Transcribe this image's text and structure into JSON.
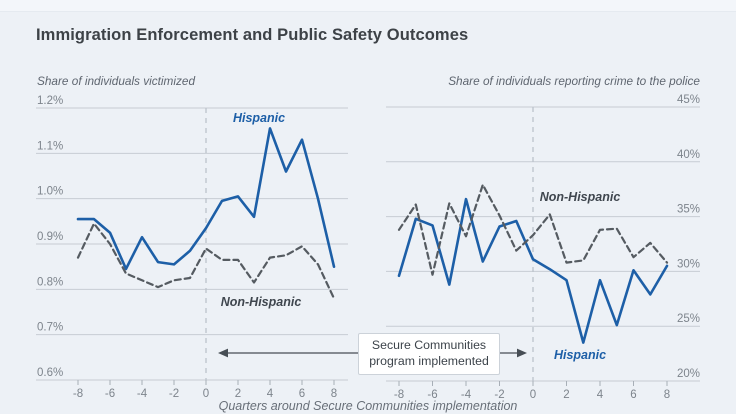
{
  "title": "Immigration Enforcement and Public Safety Outcomes",
  "x_axis_label": "Quarters around Secure Communities implementation",
  "annotation": {
    "line1": "Secure Communities",
    "line2": "program implemented"
  },
  "colors": {
    "hispanic_line": "#1d5fa7",
    "non_hispanic_line": "#555b61",
    "non_hispanic_label": "#3f464e",
    "grid": "#c7ccd3",
    "event_line": "#bcc3cb",
    "x_tick": "#a8afb7",
    "background": "#edf1f6",
    "tick_text": "#7d848c",
    "axis_title_text": "#5f6670",
    "title_text": "#3d4247",
    "arrow": "#474e55",
    "annotation_border": "#ccd2d9",
    "annotation_text": "#3c434a"
  },
  "chart_data": [
    {
      "id": "victimized",
      "type": "line",
      "title": "Share of individuals victimized",
      "x": [
        -8,
        -7,
        -6,
        -5,
        -4,
        -3,
        -2,
        -1,
        0,
        1,
        2,
        3,
        4,
        5,
        6,
        7,
        8
      ],
      "xticks": [
        -8,
        -6,
        -4,
        -2,
        0,
        2,
        4,
        6,
        8
      ],
      "ylim": [
        0.6,
        1.2
      ],
      "yticks": {
        "values": [
          1.2,
          1.1,
          1.0,
          0.9,
          0.8,
          0.7,
          0.6
        ],
        "labels": [
          "1.2%",
          "1.1%",
          "1.0%",
          "0.9%",
          "0.8%",
          "0.7%",
          "0.6%"
        ]
      },
      "event_x": 0,
      "series": [
        {
          "name": "Hispanic",
          "style": "solid",
          "values": [
            0.955,
            0.955,
            0.925,
            0.845,
            0.915,
            0.86,
            0.855,
            0.885,
            0.935,
            0.995,
            1.005,
            0.96,
            1.155,
            1.06,
            1.13,
            1.0,
            0.85
          ]
        },
        {
          "name": "Non-Hispanic",
          "style": "dashed",
          "values": [
            0.87,
            0.945,
            0.9,
            0.835,
            0.82,
            0.805,
            0.82,
            0.825,
            0.89,
            0.865,
            0.865,
            0.815,
            0.87,
            0.875,
            0.895,
            0.855,
            0.78
          ]
        }
      ]
    },
    {
      "id": "reporting",
      "type": "line",
      "title": "Share of individuals reporting crime to the police",
      "x": [
        -8,
        -7,
        -6,
        -5,
        -4,
        -3,
        -2,
        -1,
        0,
        1,
        2,
        3,
        4,
        5,
        6,
        7,
        8
      ],
      "xticks": [
        -8,
        -6,
        -4,
        -2,
        0,
        2,
        4,
        6,
        8
      ],
      "ylim": [
        20,
        45
      ],
      "yticks": {
        "values": [
          45,
          40,
          35,
          30,
          25,
          20
        ],
        "labels": [
          "45%",
          "40%",
          "35%",
          "30%",
          "25%",
          "20%"
        ]
      },
      "event_x": 0,
      "series": [
        {
          "name": "Hispanic",
          "style": "solid",
          "values": [
            29.6,
            34.8,
            34.2,
            28.8,
            36.6,
            30.9,
            34.1,
            34.6,
            31.1,
            30.2,
            29.2,
            23.5,
            29.2,
            25.1,
            30.1,
            27.9,
            30.5
          ]
        },
        {
          "name": "Non-Hispanic",
          "style": "dashed",
          "values": [
            33.8,
            36.1,
            29.7,
            36.2,
            33.2,
            37.9,
            35.1,
            31.9,
            33.3,
            35.2,
            30.8,
            31.0,
            33.8,
            33.9,
            31.3,
            32.6,
            30.8
          ]
        }
      ]
    }
  ]
}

--- TASK ---
Without including any pictures, print each record exactly.

--- PROBLEM SOLUTION ---
Transcribe this image's text and structure into JSON.
{
  "title": "Immigration Enforcement and Public Safety Outcomes",
  "x_axis_label": "Quarters around Secure Communities implementation",
  "annotation": {
    "line1": "Secure Communities",
    "line2": "program implemented"
  },
  "colors": {
    "hispanic_line": "#1d5fa7",
    "non_hispanic_line": "#555b61",
    "non_hispanic_label": "#3f464e",
    "grid": "#c7ccd3",
    "event_line": "#bcc3cb",
    "x_tick": "#a8afb7",
    "background": "#edf1f6",
    "tick_text": "#7d848c",
    "axis_title_text": "#5f6670",
    "title_text": "#3d4247",
    "arrow": "#474e55",
    "annotation_border": "#ccd2d9",
    "annotation_text": "#3c434a"
  },
  "chart_data": [
    {
      "id": "victimized",
      "type": "line",
      "title": "Share of individuals victimized",
      "x": [
        -8,
        -7,
        -6,
        -5,
        -4,
        -3,
        -2,
        -1,
        0,
        1,
        2,
        3,
        4,
        5,
        6,
        7,
        8
      ],
      "xticks": [
        -8,
        -6,
        -4,
        -2,
        0,
        2,
        4,
        6,
        8
      ],
      "ylim": [
        0.6,
        1.2
      ],
      "yticks": {
        "values": [
          1.2,
          1.1,
          1.0,
          0.9,
          0.8,
          0.7,
          0.6
        ],
        "labels": [
          "1.2%",
          "1.1%",
          "1.0%",
          "0.9%",
          "0.8%",
          "0.7%",
          "0.6%"
        ]
      },
      "event_x": 0,
      "series": [
        {
          "name": "Hispanic",
          "style": "solid",
          "values": [
            0.955,
            0.955,
            0.925,
            0.845,
            0.915,
            0.86,
            0.855,
            0.885,
            0.935,
            0.995,
            1.005,
            0.96,
            1.155,
            1.06,
            1.13,
            1.0,
            0.85
          ]
        },
        {
          "name": "Non-Hispanic",
          "style": "dashed",
          "values": [
            0.87,
            0.945,
            0.9,
            0.835,
            0.82,
            0.805,
            0.82,
            0.825,
            0.89,
            0.865,
            0.865,
            0.815,
            0.87,
            0.875,
            0.895,
            0.855,
            0.78
          ]
        }
      ]
    },
    {
      "id": "reporting",
      "type": "line",
      "title": "Share of individuals reporting crime to the police",
      "x": [
        -8,
        -7,
        -6,
        -5,
        -4,
        -3,
        -2,
        -1,
        0,
        1,
        2,
        3,
        4,
        5,
        6,
        7,
        8
      ],
      "xticks": [
        -8,
        -6,
        -4,
        -2,
        0,
        2,
        4,
        6,
        8
      ],
      "ylim": [
        20,
        45
      ],
      "yticks": {
        "values": [
          45,
          40,
          35,
          30,
          25,
          20
        ],
        "labels": [
          "45%",
          "40%",
          "35%",
          "30%",
          "25%",
          "20%"
        ]
      },
      "event_x": 0,
      "series": [
        {
          "name": "Hispanic",
          "style": "solid",
          "values": [
            29.6,
            34.8,
            34.2,
            28.8,
            36.6,
            30.9,
            34.1,
            34.6,
            31.1,
            30.2,
            29.2,
            23.5,
            29.2,
            25.1,
            30.1,
            27.9,
            30.5
          ]
        },
        {
          "name": "Non-Hispanic",
          "style": "dashed",
          "values": [
            33.8,
            36.1,
            29.7,
            36.2,
            33.2,
            37.9,
            35.1,
            31.9,
            33.3,
            35.2,
            30.8,
            31.0,
            33.8,
            33.9,
            31.3,
            32.6,
            30.8
          ]
        }
      ]
    }
  ]
}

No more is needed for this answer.